··· SUPPLIED MATERIAL
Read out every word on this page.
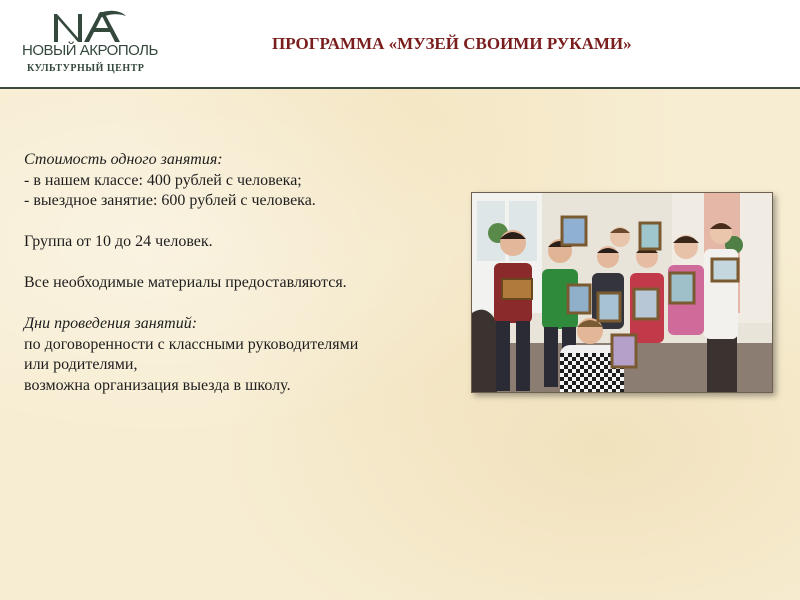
НОВЫЙ АКРОПОЛЬ
КУЛЬТУРНЫЙ ЦЕНТР
ПРОГРАММА «МУЗЕЙ СВОИМИ РУКАМИ»
Стоимость одного занятия:
- в нашем классе: 400 рублей с человека;
- выездное занятие: 600 рублей с человека.
Группа от 10 до 24 человек.
Все необходимые материалы предоставляются.
Дни проведения занятий:
по договоренности с классными руководителями
или родителями,
возможна организация выезда в школу.
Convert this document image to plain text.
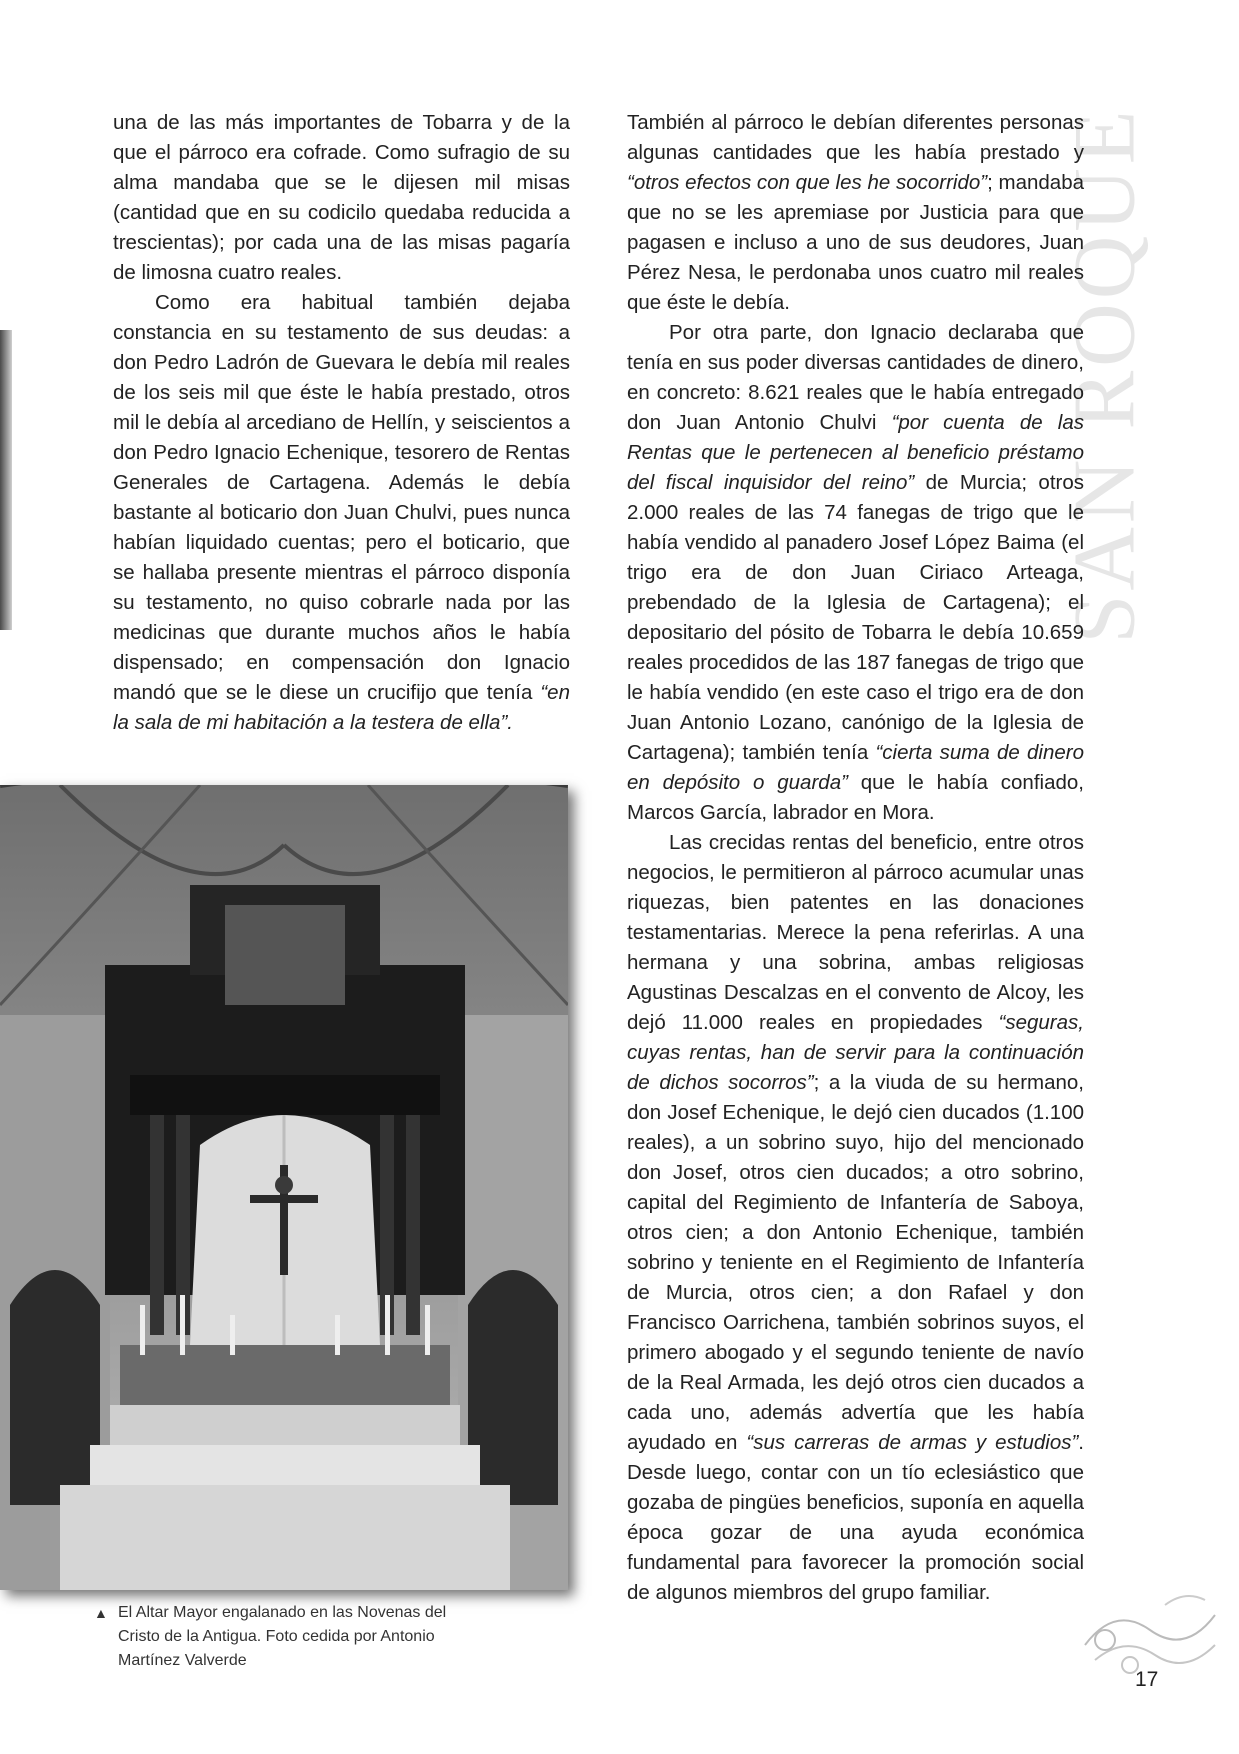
SAN ROQUE

una de las más importantes de Tobarra y de la que el párroco era cofrade. Como sufragio de su alma mandaba que se le dijesen mil misas (cantidad que en su codicilo quedaba reducida a trescientas); por cada una de las misas pagaría de limosna cuatro reales.

Como era habitual también dejaba constancia en su testamento de sus deudas: a don Pedro Ladrón de Guevara le debía mil reales de los seis mil que éste le había prestado, otros mil le debía al arcediano de Hellín, y seiscientos a don Pedro Ignacio Echenique, tesorero de Rentas Generales de Cartagena. Además le debía bastante al boticario don Juan Chulvi, pues nunca habían liquidado cuentas; pero el boticario, que se hallaba presente mientras el párroco disponía su testamento, no quiso cobrarle nada por las medicinas que durante muchos años le había dispensado; en compensación don Ignacio mandó que se le diese un crucifijo que tenía “en la sala de mi habitación a la testera de ella”.

También al párroco le debían diferentes personas algunas cantidades que les había prestado y “otros efectos con que les he socorrido”; mandaba que no se les apremiase por Justicia para que pagasen e incluso a uno de sus deudores, Juan Pérez Nesa, le perdonaba unos cuatro mil reales que éste le debía.

Por otra parte, don Ignacio declaraba que tenía en sus poder diversas cantidades de dinero, en concreto: 8.621 reales que le había entregado don Juan Antonio Chulvi “por cuenta de las Rentas que le pertenecen al beneficio préstamo del fiscal inquisidor del reino” de Murcia; otros 2.000 reales de las 74 fanegas de trigo que le había vendido al panadero Josef López Baima (el trigo era de don Juan Ciriaco Arteaga, prebendado de la Iglesia de Cartagena); el depositario del pósito de Tobarra le debía 10.659 reales procedidos de las 187 fanegas de trigo que le había vendido (en este caso el trigo era de don Juan Antonio Lozano, canónigo de la Iglesia de Cartagena); también tenía “cierta suma de dinero en depósito o guarda” que le había confiado, Marcos García, labrador en Mora.

Las crecidas rentas del beneficio, entre otros negocios, le permitieron al párroco acumular unas riquezas, bien patentes en las donaciones testamentarias. Merece la pena referirlas. A una hermana y una sobrina, ambas religiosas Agustinas Descalzas en el convento de Alcoy, les dejó 11.000 reales en propiedades “seguras, cuyas rentas, han de servir para la continuación de dichos socorros”; a la viuda de su hermano, don Josef Echenique, le dejó cien ducados (1.100 reales), a un sobrino suyo, hijo del mencionado don Josef, otros cien ducados; a otro sobrino, capital del Regimiento de Infantería de Saboya, otros cien; a don Antonio Echenique, también sobrino y teniente en el Regimiento de Infantería de Murcia, otros cien; a don Rafael y don Francisco Oarrichena, también sobrinos suyos, el primero abogado y el segundo teniente de navío de la Real Armada, les dejó otros cien ducados a cada uno, además advertía que les había ayudado en “sus carreras de armas y estudios”. Desde luego, contar con un tío eclesiástico que gozaba de pingües beneficios, suponía en aquella época gozar de una ayuda económica fundamental para favorecer la promoción social de algunos miembros del grupo familiar.

▲ El Altar Mayor engalanado en las Novenas del Cristo de la Antigua. Foto cedida por Antonio Martínez Valverde
17
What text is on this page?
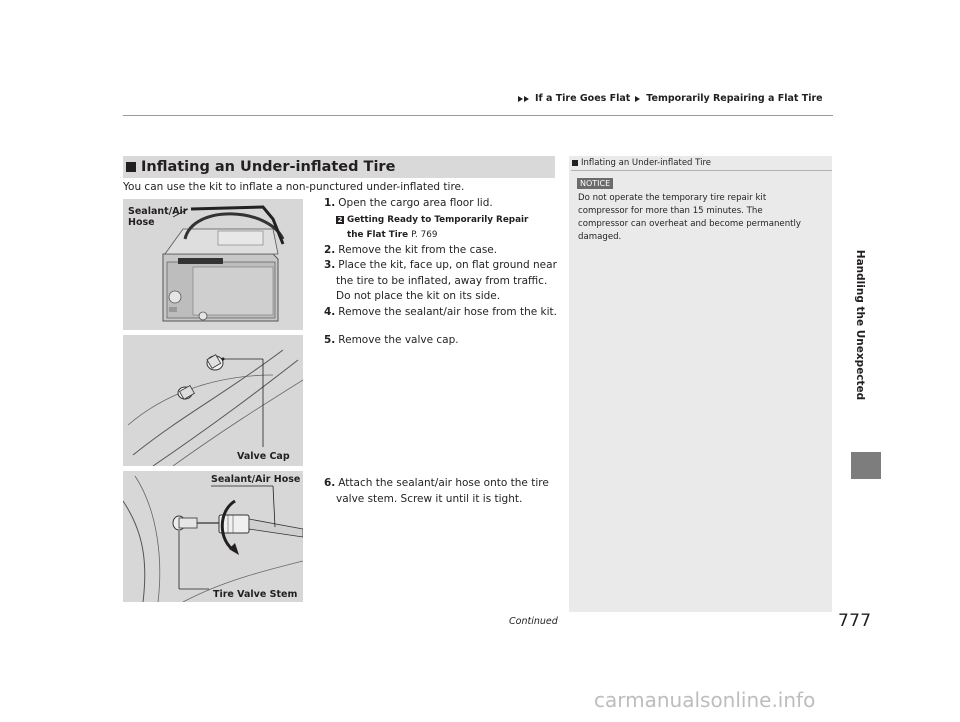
If a Tire Goes Flat Temporarily Repairing a Flat Tire
Handling the Unexpected
Inflating an Under-inflated Tire
You can use the kit to inflate a non-punctured under-inflated tire.
Sealant/Air
Hose
1. Open the cargo area floor lid.
2 Getting Ready to Temporarily Repair
the Flat Tire P. 769
2. Remove the kit from the case.
3. Place the kit, face up, on flat ground near
the tire to be inflated, away from traffic.
Do not place the kit on its side.
4. Remove the sealant/air hose from the kit.
Valve Cap
5. Remove the valve cap.
Sealant/Air Hose
Tire Valve Stem
6. Attach the sealant/air hose onto the tire
valve stem. Screw it until it is tight.
Inflating an Under-inflated Tire
NOTICE
Do not operate the temporary tire repair kit
compressor for more than 15 minutes. The
compressor can overheat and become permanently
damaged.
Continued	777
carmanualsonline.info
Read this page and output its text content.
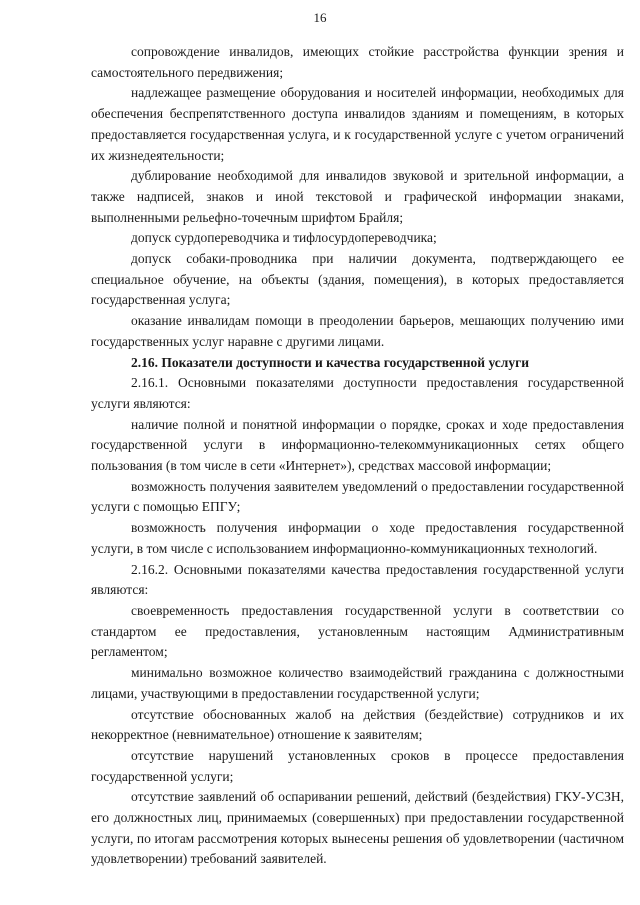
16

сопровождение инвалидов, имеющих стойкие расстройства функции зрения и самостоятельного передвижения;

надлежащее размещение оборудования и носителей информации, необходимых для обеспечения беспрепятственного доступа инвалидов зданиям и помещениям, в которых предоставляется государственная услуга, и к государственной услуге с учетом ограничений их жизнедеятельности;

дублирование необходимой для инвалидов звуковой и зрительной информации, а также надписей, знаков и иной текстовой и графической информации знаками, выполненными рельефно-точечным шрифтом Брайля;

допуск сурдопереводчика и тифлосурдопереводчика;

допуск собаки-проводника при наличии документа, подтверждающего ее специальное обучение, на объекты (здания, помещения), в которых предоставляется государственная услуга;

оказание инвалидам помощи в преодолении барьеров, мешающих получению ими государственных услуг наравне с другими лицами.

2.16. Показатели доступности и качества государственной услуги

2.16.1. Основными показателями доступности предоставления государственной

услуги являются:

наличие полной и понятной информации о порядке, сроках и ходе предоставления государственной услуги в информационно-телекоммуникационных сетях общего пользования (в том числе в сети «Интернет»), средствах массовой информации;

возможность получения заявителем уведомлений о предоставлении государственной услуги с помощью ЕПГУ;

возможность получения информации о ходе предоставления государственной услуги, в том числе с использованием информационно-коммуникационных технологий.

2.16.2. Основными показателями качества предоставления государственной услуги являются:

своевременность предоставления государственной услуги в соответствии со стандартом ее предоставления, установленным настоящим Административным регламентом;

минимально возможное количество взаимодействий гражданина с должностными лицами, участвующими в предоставлении государственной услуги;

отсутствие обоснованных жалоб на действия (бездействие) сотрудников и их некорректное (невнимательное) отношение к заявителям;

отсутствие нарушений установленных сроков в процессе предоставления государственной услуги;

отсутствие заявлений об оспаривании решений, действий (бездействия) ГКУ-УСЗН, его должностных лиц, принимаемых (совершенных) при предоставлении государственной услуги, по итогам рассмотрения которых вынесены решения об удовлетворении (частичном удовлетворении) требований заявителей.
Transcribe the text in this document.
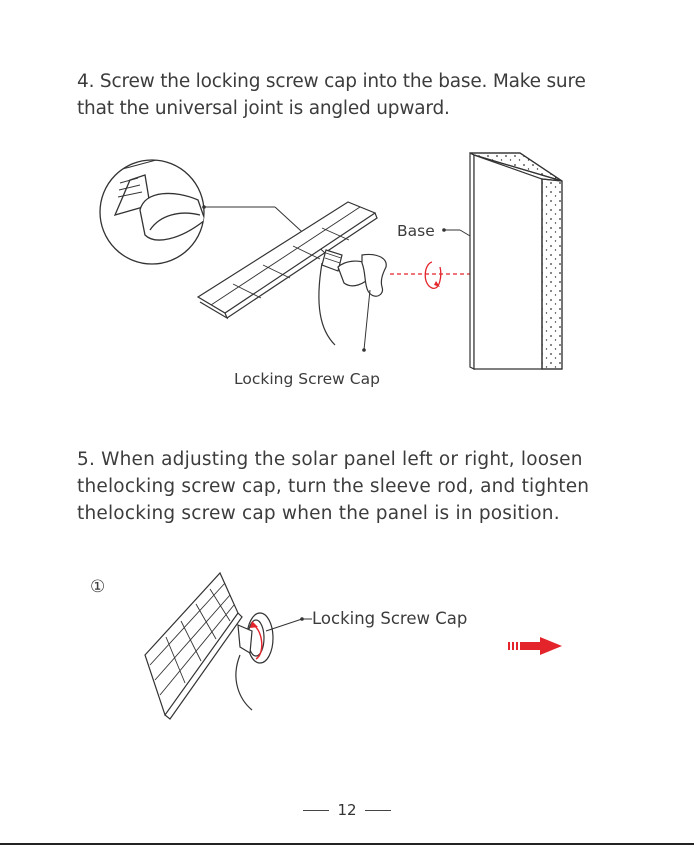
4. Screw the locking screw cap into the base. Make sure that the universal joint is angled upward.

Base
Locking Screw Cap

5. When adjusting the solar panel left or right, loosen thelocking screw cap, turn the sleeve rod, and tighten thelocking screw cap when the panel is in position.

①
Locking Screw Cap
12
······
Write only the number of lines in the records that include the word "предоставляется".

2